## SET EXERCISE
Work out the number of lines with "name" in them. Reply with that number and no other words.

─── DATA PROVIDED

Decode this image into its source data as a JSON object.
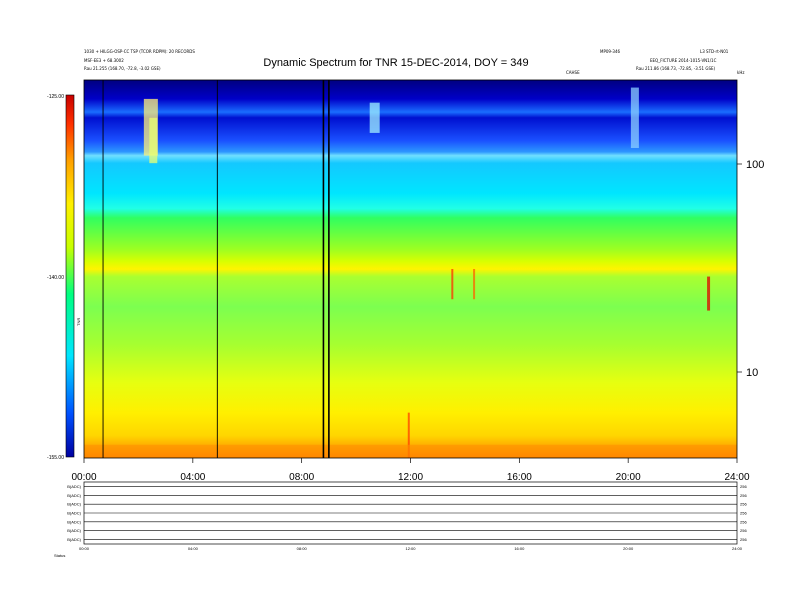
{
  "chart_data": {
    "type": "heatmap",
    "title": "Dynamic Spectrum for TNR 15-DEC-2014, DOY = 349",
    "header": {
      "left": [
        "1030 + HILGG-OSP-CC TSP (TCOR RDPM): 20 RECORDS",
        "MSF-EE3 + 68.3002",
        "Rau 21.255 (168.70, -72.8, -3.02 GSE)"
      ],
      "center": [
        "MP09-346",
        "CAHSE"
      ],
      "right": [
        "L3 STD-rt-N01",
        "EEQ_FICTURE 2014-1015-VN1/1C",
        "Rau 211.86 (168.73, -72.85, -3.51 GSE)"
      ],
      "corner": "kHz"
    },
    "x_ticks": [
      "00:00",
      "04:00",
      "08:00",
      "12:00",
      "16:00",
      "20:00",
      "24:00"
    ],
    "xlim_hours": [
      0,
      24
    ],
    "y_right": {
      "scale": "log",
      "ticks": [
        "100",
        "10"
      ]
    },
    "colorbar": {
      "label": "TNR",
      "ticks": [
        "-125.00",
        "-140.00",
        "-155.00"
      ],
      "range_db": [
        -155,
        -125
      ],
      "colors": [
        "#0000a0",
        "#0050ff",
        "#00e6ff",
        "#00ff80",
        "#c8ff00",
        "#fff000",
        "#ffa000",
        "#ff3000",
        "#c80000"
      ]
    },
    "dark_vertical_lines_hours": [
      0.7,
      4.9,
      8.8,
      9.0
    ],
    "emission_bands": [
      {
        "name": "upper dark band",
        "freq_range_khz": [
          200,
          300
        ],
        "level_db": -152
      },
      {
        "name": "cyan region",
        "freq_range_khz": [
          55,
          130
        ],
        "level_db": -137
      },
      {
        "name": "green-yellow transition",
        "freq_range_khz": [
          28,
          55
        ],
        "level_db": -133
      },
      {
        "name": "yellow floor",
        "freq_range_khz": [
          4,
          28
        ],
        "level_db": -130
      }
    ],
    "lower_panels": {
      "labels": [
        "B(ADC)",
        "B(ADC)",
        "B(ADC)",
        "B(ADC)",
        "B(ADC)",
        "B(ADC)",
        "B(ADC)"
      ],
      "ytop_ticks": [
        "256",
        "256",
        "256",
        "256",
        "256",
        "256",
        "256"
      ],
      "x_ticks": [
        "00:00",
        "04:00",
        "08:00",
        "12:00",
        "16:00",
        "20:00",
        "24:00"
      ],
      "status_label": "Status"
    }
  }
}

──────
─── DATA PROVIDED

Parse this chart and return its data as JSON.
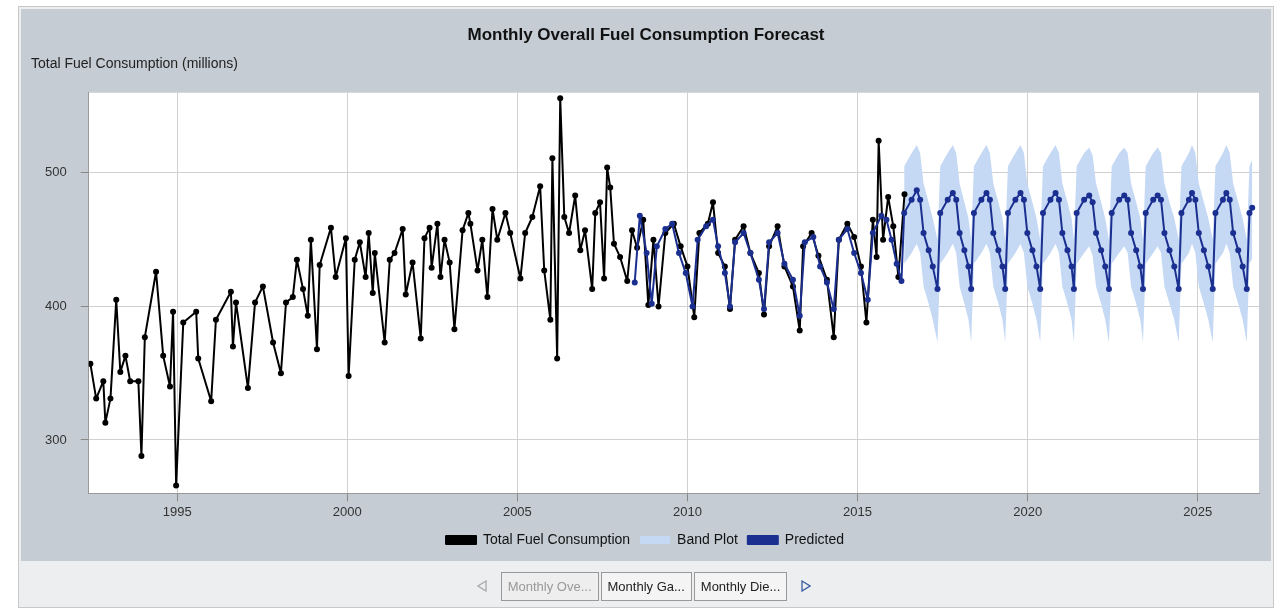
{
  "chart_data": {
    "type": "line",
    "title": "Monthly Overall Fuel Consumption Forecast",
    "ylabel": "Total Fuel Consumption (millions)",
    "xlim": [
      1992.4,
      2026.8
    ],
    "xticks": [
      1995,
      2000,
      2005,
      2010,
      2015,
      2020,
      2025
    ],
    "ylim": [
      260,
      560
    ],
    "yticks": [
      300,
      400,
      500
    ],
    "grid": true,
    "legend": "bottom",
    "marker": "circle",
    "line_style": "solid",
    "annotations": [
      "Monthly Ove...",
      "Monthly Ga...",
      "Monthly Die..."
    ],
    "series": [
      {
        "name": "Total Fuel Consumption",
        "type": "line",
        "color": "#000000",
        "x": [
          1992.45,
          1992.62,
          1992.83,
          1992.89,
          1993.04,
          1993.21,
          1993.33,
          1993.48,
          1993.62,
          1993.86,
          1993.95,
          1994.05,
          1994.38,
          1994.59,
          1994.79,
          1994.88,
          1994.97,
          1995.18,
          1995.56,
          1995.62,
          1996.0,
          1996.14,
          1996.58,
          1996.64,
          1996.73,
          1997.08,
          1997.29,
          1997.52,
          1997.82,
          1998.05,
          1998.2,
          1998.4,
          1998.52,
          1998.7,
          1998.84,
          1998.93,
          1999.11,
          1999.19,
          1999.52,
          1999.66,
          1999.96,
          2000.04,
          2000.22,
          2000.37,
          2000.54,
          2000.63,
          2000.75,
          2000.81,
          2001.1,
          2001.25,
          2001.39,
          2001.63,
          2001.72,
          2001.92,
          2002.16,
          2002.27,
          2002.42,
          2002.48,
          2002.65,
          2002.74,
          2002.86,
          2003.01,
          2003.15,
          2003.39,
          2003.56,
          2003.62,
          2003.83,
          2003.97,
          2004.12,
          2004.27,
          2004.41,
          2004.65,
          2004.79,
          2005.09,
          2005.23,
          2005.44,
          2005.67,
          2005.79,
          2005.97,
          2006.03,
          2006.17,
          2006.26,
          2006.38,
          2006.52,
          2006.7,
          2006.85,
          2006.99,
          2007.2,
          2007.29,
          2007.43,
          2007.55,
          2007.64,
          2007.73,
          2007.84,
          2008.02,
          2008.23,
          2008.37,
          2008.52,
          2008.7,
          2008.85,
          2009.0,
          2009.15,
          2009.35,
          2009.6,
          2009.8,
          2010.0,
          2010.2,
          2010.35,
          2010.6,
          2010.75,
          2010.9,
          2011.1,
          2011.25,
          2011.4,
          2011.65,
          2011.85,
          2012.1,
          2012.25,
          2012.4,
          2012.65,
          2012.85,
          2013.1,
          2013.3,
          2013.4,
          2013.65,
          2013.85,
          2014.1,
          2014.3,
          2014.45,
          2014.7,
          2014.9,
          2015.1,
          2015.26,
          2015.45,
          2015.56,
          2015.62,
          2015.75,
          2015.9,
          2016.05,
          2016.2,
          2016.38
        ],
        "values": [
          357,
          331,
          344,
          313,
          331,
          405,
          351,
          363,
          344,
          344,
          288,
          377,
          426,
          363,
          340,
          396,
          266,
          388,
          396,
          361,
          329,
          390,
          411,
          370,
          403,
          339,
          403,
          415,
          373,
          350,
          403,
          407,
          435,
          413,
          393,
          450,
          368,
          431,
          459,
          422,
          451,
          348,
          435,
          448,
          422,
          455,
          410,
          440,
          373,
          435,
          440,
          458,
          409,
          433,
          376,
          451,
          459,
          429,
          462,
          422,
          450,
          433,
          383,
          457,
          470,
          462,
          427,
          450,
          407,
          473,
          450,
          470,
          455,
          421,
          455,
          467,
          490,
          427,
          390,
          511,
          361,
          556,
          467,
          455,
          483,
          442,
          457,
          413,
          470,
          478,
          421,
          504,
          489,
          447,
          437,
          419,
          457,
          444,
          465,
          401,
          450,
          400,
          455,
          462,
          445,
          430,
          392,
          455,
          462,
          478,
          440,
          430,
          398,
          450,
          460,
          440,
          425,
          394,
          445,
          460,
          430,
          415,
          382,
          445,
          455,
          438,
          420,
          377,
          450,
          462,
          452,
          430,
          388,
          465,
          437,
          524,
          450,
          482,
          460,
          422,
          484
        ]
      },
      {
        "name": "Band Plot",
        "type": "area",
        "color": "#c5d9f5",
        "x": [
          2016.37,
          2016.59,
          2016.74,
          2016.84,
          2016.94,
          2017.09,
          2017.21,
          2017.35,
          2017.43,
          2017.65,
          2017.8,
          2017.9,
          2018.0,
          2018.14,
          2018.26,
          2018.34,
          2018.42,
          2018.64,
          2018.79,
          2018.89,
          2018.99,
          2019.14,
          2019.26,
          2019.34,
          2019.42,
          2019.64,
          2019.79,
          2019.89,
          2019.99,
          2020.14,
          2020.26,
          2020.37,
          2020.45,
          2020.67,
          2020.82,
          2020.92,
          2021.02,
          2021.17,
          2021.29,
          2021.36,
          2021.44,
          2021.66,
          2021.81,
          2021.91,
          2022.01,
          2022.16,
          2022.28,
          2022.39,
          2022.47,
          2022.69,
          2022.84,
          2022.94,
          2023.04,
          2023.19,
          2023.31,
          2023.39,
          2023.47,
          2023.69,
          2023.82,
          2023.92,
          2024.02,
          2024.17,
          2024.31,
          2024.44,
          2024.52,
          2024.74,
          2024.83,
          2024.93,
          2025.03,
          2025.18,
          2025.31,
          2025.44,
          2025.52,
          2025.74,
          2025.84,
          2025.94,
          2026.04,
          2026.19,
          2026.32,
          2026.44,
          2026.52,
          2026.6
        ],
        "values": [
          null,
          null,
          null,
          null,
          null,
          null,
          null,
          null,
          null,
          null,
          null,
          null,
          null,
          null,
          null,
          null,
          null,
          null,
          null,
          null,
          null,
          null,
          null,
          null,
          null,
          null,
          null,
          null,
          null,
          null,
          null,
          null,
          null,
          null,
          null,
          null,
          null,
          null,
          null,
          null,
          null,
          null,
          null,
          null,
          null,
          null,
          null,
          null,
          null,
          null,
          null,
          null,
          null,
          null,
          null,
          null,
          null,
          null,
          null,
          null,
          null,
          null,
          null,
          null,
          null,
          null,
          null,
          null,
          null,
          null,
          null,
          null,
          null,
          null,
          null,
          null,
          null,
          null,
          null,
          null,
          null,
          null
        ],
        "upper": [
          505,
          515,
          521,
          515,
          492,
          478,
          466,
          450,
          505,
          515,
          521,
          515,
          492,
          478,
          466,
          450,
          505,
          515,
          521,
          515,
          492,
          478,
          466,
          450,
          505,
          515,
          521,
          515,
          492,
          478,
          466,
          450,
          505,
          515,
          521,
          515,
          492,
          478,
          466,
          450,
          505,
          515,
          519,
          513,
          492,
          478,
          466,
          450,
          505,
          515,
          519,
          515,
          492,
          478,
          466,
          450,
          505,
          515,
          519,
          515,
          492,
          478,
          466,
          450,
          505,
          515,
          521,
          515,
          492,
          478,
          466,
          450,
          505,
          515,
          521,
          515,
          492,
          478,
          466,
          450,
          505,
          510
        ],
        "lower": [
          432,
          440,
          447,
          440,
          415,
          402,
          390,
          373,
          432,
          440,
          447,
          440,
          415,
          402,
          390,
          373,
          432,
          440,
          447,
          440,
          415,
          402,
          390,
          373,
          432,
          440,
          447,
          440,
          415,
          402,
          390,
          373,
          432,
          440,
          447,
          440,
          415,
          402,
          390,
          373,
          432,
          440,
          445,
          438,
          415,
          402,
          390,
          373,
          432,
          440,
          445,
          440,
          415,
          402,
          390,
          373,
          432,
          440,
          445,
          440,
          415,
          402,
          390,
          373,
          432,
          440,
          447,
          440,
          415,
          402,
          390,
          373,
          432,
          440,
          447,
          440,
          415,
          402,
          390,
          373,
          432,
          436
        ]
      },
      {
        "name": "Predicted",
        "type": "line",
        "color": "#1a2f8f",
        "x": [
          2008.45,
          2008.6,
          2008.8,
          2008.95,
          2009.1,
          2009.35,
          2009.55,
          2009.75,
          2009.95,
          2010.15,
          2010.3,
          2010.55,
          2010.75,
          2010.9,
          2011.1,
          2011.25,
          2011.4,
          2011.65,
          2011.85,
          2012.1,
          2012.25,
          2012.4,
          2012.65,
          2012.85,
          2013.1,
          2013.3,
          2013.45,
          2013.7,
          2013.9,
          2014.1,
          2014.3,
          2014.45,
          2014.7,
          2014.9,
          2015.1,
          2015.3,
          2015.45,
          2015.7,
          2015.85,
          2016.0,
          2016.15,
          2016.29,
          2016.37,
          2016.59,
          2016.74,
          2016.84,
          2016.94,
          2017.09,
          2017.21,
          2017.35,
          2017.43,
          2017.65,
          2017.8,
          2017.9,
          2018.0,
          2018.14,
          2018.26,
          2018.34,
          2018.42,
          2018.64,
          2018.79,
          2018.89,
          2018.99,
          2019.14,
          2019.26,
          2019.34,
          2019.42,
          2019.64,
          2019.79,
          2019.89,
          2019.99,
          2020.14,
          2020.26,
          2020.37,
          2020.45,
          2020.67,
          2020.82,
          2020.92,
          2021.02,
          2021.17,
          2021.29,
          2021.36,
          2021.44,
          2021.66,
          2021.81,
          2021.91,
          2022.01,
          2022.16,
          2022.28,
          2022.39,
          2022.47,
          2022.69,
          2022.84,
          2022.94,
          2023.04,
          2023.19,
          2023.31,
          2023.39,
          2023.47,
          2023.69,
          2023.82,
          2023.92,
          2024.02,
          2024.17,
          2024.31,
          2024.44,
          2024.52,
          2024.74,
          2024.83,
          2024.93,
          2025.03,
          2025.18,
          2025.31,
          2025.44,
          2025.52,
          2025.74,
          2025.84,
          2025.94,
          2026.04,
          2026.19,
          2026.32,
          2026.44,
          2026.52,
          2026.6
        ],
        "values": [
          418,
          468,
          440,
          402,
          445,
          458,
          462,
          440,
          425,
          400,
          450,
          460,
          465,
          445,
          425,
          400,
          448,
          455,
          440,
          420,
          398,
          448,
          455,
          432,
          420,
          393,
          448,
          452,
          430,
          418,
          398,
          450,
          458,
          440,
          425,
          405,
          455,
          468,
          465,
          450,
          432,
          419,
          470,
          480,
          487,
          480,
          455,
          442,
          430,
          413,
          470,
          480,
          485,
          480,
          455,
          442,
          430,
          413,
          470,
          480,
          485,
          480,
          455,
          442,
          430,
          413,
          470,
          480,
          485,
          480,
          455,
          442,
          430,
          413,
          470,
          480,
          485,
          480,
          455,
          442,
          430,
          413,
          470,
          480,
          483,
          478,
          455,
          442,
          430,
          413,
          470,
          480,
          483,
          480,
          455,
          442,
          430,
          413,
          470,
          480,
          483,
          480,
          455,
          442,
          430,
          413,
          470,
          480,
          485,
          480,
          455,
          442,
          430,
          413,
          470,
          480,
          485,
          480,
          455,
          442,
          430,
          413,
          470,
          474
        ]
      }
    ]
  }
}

──────

## TASK OUTPUT
7